RECORD EXTRACTS:
## Start

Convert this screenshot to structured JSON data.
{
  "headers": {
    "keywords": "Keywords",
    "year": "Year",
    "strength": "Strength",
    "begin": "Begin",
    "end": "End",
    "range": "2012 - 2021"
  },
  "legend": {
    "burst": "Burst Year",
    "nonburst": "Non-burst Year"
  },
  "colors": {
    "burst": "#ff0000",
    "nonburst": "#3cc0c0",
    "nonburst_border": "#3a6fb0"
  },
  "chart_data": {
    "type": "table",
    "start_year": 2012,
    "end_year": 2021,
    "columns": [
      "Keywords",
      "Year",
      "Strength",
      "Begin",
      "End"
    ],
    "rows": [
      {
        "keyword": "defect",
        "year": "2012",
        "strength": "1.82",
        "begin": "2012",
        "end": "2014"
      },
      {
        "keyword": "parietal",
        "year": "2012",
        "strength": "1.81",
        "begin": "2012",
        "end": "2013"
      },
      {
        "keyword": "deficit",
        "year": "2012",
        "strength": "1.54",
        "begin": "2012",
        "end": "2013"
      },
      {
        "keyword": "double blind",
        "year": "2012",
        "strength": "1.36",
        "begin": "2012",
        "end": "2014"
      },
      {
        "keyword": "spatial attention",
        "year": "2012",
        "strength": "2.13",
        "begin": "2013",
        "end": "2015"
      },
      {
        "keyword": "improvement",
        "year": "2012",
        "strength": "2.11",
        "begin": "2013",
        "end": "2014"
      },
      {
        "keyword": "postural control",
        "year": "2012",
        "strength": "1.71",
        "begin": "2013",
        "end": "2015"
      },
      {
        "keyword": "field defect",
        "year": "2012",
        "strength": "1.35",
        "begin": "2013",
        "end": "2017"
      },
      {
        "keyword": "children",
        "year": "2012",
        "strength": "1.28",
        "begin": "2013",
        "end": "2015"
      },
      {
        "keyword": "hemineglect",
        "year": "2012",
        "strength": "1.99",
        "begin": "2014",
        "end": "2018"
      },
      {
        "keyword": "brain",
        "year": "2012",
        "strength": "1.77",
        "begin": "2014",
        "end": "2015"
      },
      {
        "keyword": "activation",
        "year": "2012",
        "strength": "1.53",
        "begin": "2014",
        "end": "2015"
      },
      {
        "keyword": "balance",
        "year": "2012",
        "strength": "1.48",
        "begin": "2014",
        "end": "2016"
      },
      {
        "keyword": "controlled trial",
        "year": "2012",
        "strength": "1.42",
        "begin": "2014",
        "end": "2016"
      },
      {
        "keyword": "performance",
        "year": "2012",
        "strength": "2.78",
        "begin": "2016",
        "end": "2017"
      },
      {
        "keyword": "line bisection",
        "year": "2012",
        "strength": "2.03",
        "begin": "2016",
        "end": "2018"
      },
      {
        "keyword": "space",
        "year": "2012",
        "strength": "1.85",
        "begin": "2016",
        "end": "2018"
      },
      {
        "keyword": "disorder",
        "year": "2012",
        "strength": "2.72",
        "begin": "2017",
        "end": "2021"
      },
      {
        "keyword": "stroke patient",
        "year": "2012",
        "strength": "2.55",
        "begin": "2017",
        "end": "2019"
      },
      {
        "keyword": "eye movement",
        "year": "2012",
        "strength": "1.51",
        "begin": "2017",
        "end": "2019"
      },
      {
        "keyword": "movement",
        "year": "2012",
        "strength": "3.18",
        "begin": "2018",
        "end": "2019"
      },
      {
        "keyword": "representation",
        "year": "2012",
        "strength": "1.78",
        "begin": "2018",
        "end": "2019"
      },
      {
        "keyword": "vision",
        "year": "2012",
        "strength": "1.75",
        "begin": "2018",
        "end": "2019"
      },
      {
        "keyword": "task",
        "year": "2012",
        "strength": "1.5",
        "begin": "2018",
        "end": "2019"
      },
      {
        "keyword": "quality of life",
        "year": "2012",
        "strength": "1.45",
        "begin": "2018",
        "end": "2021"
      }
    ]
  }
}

## End

EXERCISE TASK:
Extract, from the material above, each line holding the word "defect".

ANSWER TO THIS PROBLEM:
        "keyword": "defect",
        "keyword": "field defect",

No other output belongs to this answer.